> **GOAL**: Retype the full set of records. Keep every character identical.

--- Begin LISTING ---

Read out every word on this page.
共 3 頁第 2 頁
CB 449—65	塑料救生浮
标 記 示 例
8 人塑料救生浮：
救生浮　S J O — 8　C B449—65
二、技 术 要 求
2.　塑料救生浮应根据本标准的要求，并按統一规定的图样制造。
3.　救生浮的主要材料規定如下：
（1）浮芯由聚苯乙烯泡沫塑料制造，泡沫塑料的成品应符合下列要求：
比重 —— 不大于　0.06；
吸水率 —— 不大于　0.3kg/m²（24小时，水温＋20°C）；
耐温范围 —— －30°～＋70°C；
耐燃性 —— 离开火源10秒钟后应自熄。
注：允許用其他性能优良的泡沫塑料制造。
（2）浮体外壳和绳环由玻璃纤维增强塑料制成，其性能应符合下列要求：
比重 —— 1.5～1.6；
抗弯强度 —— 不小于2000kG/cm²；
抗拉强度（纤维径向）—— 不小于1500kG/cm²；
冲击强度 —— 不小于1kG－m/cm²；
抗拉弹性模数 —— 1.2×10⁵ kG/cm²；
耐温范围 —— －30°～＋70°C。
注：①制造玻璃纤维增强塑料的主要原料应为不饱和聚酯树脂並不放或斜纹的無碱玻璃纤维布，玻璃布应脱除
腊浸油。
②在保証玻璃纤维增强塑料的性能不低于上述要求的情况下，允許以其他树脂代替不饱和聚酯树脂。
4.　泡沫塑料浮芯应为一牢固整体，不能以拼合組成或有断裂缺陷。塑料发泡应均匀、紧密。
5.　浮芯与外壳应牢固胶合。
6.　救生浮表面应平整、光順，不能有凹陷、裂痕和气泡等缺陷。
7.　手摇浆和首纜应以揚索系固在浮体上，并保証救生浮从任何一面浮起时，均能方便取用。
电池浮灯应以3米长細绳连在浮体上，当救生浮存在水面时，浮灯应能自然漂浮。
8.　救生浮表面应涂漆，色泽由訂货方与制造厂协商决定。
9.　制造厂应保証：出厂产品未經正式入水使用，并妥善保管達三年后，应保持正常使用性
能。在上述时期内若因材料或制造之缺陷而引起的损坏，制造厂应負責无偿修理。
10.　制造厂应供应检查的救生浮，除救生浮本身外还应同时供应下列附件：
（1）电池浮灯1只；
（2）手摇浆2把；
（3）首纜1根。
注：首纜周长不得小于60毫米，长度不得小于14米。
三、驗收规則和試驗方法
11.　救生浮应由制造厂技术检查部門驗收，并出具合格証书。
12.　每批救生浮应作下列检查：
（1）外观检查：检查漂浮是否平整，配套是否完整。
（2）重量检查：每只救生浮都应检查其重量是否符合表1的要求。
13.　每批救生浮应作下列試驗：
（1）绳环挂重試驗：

--- End LISTING ---

> **WRITTEN SOLUTION**:
Read out every word on this page.
共 3 頁第 2 頁
CB 449—65	塑料救生浮
标 記 示 例
8 人塑料救生浮：
救生浮　S J O — 8　C B449—65
二、技 术 要 求
2.　塑料救生浮应根据本标准的要求，并按統一规定的图样制造。
3.　救生浮的主要材料規定如下：
（1）浮芯由聚苯乙烯泡沫塑料制造，泡沫塑料的成品应符合下列要求：
比重 —— 不大于　0.06；
吸水率 —— 不大于　0.3kg/m²（24小时，水温＋20°C）；
耐温范围 —— －30°～＋70°C；
耐燃性 —— 离开火源10秒钟后应自熄。
注：允許用其他性能优良的泡沫塑料制造。
（2）浮体外壳和绳环由玻璃纤维增强塑料制成，其性能应符合下列要求：
比重 —— 1.5～1.6；
抗弯强度 —— 不小于2000kG/cm²；
抗拉强度（纤维径向）—— 不小于1500kG/cm²；
冲击强度 —— 不小于1kG－m/cm²；
抗拉弹性模数 —— 1.2×10⁵ kG/cm²；
耐温范围 —— －30°～＋70°C。
注：①制造玻璃纤维增强塑料的主要原料应为不饱和聚酯树脂並不放或斜纹的無碱玻璃纤维布，玻璃布应脱除
腊浸油。
②在保証玻璃纤维增强塑料的性能不低于上述要求的情况下，允許以其他树脂代替不饱和聚酯树脂。
4.　泡沫塑料浮芯应为一牢固整体，不能以拼合組成或有断裂缺陷。塑料发泡应均匀、紧密。
5.　浮芯与外壳应牢固胶合。
6.　救生浮表面应平整、光順，不能有凹陷、裂痕和气泡等缺陷。
7.　手摇浆和首纜应以揚索系固在浮体上，并保証救生浮从任何一面浮起时，均能方便取用。
电池浮灯应以3米长細绳连在浮体上，当救生浮存在水面时，浮灯应能自然漂浮。
8.　救生浮表面应涂漆，色泽由訂货方与制造厂协商决定。
9.　制造厂应保証：出厂产品未經正式入水使用，并妥善保管達三年后，应保持正常使用性
能。在上述时期内若因材料或制造之缺陷而引起的损坏，制造厂应負責无偿修理。
10.　制造厂应供应检查的救生浮，除救生浮本身外还应同时供应下列附件：
（1）电池浮灯1只；
（2）手摇浆2把；
（3）首纜1根。
注：首纜周长不得小于60毫米，长度不得小于14米。
三、驗收规則和試驗方法
11.　救生浮应由制造厂技术检查部門驗收，并出具合格証书。
12.　每批救生浮应作下列检查：
（1）外观检查：检查漂浮是否平整，配套是否完整。
（2）重量检查：每只救生浮都应检查其重量是否符合表1的要求。
13.　每批救生浮应作下列試驗：
（1）绳环挂重試驗：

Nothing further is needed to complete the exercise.